**What to do**: Transcribe all the entries word for word, but omit the images.

[Extracted entries start]

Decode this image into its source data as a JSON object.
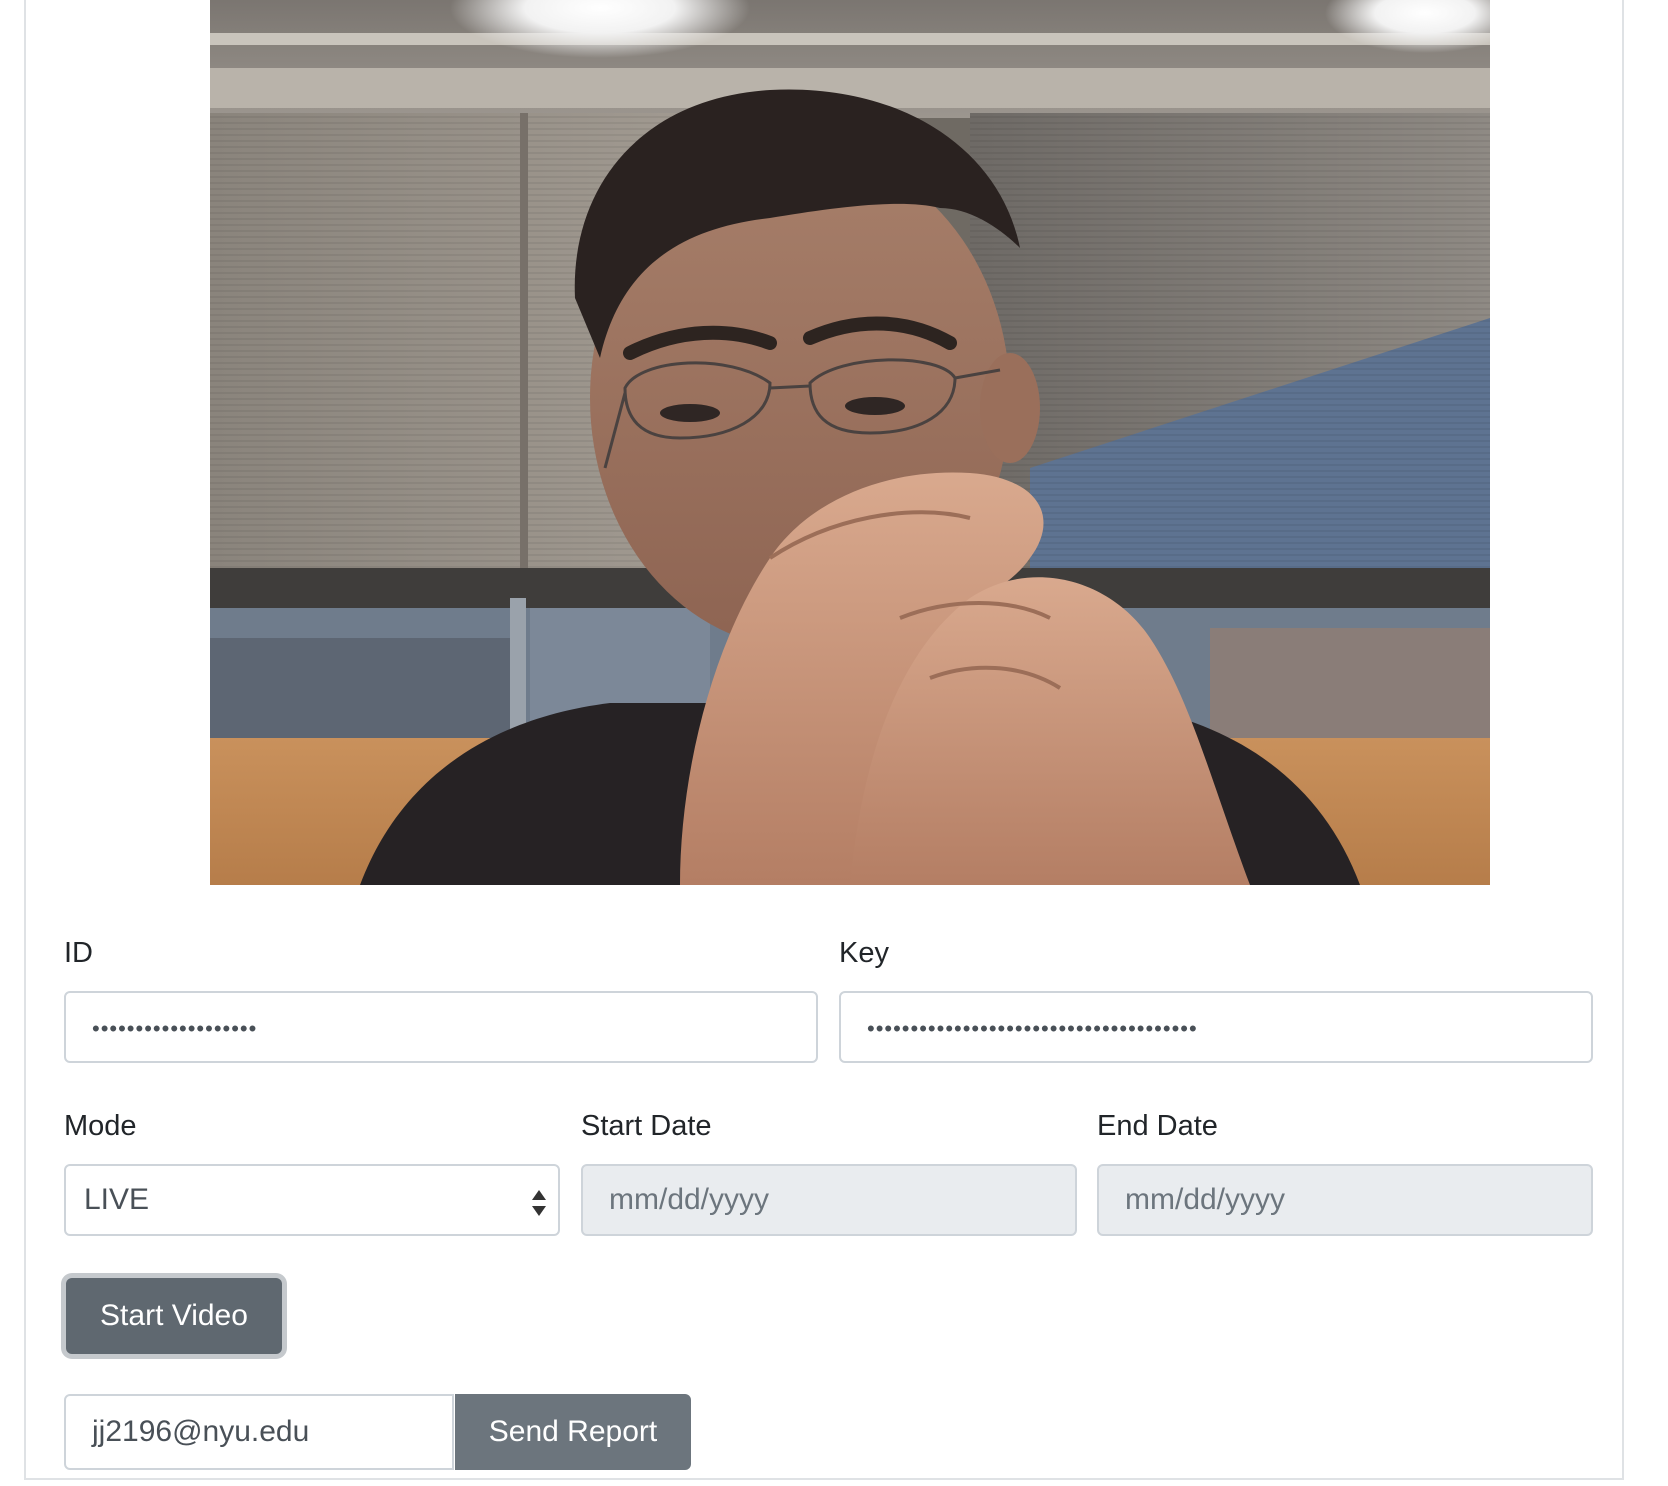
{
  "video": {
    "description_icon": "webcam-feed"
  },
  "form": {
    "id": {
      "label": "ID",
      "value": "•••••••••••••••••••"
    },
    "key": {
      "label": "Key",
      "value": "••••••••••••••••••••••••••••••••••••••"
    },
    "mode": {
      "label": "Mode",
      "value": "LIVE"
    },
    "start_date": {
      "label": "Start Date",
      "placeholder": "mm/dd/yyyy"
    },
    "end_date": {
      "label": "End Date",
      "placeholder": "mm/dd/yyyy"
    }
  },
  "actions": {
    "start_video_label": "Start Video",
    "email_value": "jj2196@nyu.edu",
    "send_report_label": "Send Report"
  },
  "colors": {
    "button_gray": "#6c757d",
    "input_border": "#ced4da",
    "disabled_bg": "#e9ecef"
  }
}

[Extracted entries end]

**Finished task**:
Decode this image into its source data as a JSON object.
{
  "video": {
    "description_icon": "webcam-feed"
  },
  "form": {
    "id": {
      "label": "ID",
      "value": "•••••••••••••••••••"
    },
    "key": {
      "label": "Key",
      "value": "••••••••••••••••••••••••••••••••••••••"
    },
    "mode": {
      "label": "Mode",
      "value": "LIVE"
    },
    "start_date": {
      "label": "Start Date",
      "placeholder": "mm/dd/yyyy"
    },
    "end_date": {
      "label": "End Date",
      "placeholder": "mm/dd/yyyy"
    }
  },
  "actions": {
    "start_video_label": "Start Video",
    "email_value": "jj2196@nyu.edu",
    "send_report_label": "Send Report"
  },
  "colors": {
    "button_gray": "#6c757d",
    "input_border": "#ced4da",
    "disabled_bg": "#e9ecef"
  }
}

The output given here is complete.